- What you are asked to do -
Locate all lines with the word "screenshot". Copy them.
— begin Entries —
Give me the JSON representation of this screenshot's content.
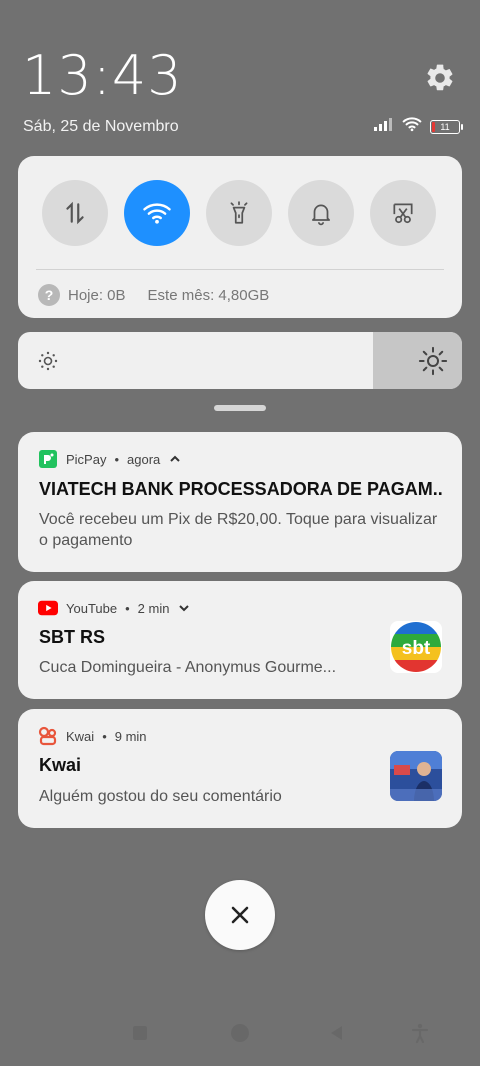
{
  "status": {
    "time": "13:43",
    "date": "Sáb, 25 de Novembro",
    "battery_level": "11",
    "battery_fraction": 0.11
  },
  "quick_settings": {
    "tiles": [
      {
        "name": "mobile-data",
        "icon": "data-arrows-icon",
        "active": false
      },
      {
        "name": "wifi",
        "icon": "wifi-icon",
        "active": true
      },
      {
        "name": "flashlight",
        "icon": "flashlight-icon",
        "active": false
      },
      {
        "name": "sound",
        "icon": "bell-icon",
        "active": false
      },
      {
        "name": "screenshot",
        "icon": "scissors-icon",
        "active": false
      }
    ],
    "data_today": "Hoje: 0B",
    "data_month": "Este mês: 4,80GB"
  },
  "brightness": {
    "level": 0.8
  },
  "notifications": [
    {
      "app": "PicPay",
      "time": "agora",
      "title": "VIATECH BANK PROCESSADORA DE PAGAM..",
      "body": "Você recebeu um Pix de R$20,00. Toque para visualizar o pagamento"
    },
    {
      "app": "YouTube",
      "time": "2 min",
      "title": "SBT RS",
      "body": "Cuca Domingueira - Anonymus Gourme...",
      "thumb_text": "sbt"
    },
    {
      "app": "Kwai",
      "time": "9 min",
      "title": "Kwai",
      "body": "Alguém gostou do seu comentário"
    }
  ],
  "colors": {
    "accent": "#1E90FF",
    "background": "#717171",
    "card": "#F1F1F1",
    "picpay": "#21C25E",
    "youtube": "#FF0000",
    "kwai": "#E8553B"
  }
}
— end Entries —
- Exercise output -
Give me the JSON representation of this screenshot's content.
        "name": "screenshot",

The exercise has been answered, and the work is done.